──────── MATERIAL PROVIDED

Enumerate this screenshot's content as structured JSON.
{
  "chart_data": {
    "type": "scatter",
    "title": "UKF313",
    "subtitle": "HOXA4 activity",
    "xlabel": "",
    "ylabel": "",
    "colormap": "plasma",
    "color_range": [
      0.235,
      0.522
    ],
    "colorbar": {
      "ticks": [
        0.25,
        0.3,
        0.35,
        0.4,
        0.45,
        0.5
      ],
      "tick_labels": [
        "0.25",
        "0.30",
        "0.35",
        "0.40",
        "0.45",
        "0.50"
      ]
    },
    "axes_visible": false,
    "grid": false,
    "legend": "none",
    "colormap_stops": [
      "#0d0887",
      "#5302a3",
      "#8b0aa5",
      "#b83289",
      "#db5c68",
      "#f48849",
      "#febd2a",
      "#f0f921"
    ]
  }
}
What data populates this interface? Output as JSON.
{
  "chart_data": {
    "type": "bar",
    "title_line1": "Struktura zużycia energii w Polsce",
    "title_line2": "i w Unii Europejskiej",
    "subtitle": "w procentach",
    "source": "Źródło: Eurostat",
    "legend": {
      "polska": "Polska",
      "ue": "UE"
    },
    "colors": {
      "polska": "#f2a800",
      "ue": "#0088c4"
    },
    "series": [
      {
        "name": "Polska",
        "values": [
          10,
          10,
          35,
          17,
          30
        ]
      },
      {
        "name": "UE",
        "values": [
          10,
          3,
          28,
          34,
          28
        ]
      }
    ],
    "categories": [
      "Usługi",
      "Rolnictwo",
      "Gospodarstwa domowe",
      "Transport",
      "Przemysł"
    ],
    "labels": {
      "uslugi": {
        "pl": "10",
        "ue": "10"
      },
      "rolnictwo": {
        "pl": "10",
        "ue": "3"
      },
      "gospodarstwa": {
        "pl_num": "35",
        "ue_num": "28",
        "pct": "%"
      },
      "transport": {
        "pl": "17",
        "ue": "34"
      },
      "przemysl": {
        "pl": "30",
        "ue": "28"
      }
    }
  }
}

────────────────

INSTRUCTIONS TO FOLLOW: Repeat each of the entries above precisely as given.

RESPONSE TO THIS TASK:
Enumerate this screenshot's content as structured JSON.
{
  "chart_data": {
    "type": "scatter",
    "title": "UKF313",
    "subtitle": "HOXA4 activity",
    "xlabel": "",
    "ylabel": "",
    "colormap": "plasma",
    "color_range": [
      0.235,
      0.522
    ],
    "colorbar": {
      "ticks": [
        0.25,
        0.3,
        0.35,
        0.4,
        0.45,
        0.5
      ],
      "tick_labels": [
        "0.25",
        "0.30",
        "0.35",
        "0.40",
        "0.45",
        "0.50"
      ]
    },
    "axes_visible": false,
    "grid": false,
    "legend": "none",
    "colormap_stops": [
      "#0d0887",
      "#5302a3",
      "#8b0aa5",
      "#b83289",
      "#db5c68",
      "#f48849",
      "#febd2a",
      "#f0f921"
    ]
  }
}
What data populates this interface? Output as JSON.
{
  "chart_data": {
    "type": "bar",
    "title_line1": "Struktura zużycia energii w Polsce",
    "title_line2": "i w Unii Europejskiej",
    "subtitle": "w procentach",
    "source": "Źródło: Eurostat",
    "legend": {
      "polska": "Polska",
      "ue": "UE"
    },
    "colors": {
      "polska": "#f2a800",
      "ue": "#0088c4"
    },
    "series": [
      {
        "name": "Polska",
        "values": [
          10,
          10,
          35,
          17,
          30
        ]
      },
      {
        "name": "UE",
        "values": [
          10,
          3,
          28,
          34,
          28
        ]
      }
    ],
    "categories": [
      "Usługi",
      "Rolnictwo",
      "Gospodarstwa domowe",
      "Transport",
      "Przemysł"
    ],
    "labels": {
      "uslugi": {
        "pl": "10",
        "ue": "10"
      },
      "rolnictwo": {
        "pl": "10",
        "ue": "3"
      },
      "gospodarstwa": {
        "pl_num": "35",
        "ue_num": "28",
        "pct": "%"
      },
      "transport": {
        "pl": "17",
        "ue": "34"
      },
      "przemysl": {
        "pl": "30",
        "ue": "28"
      }
    }
  }
}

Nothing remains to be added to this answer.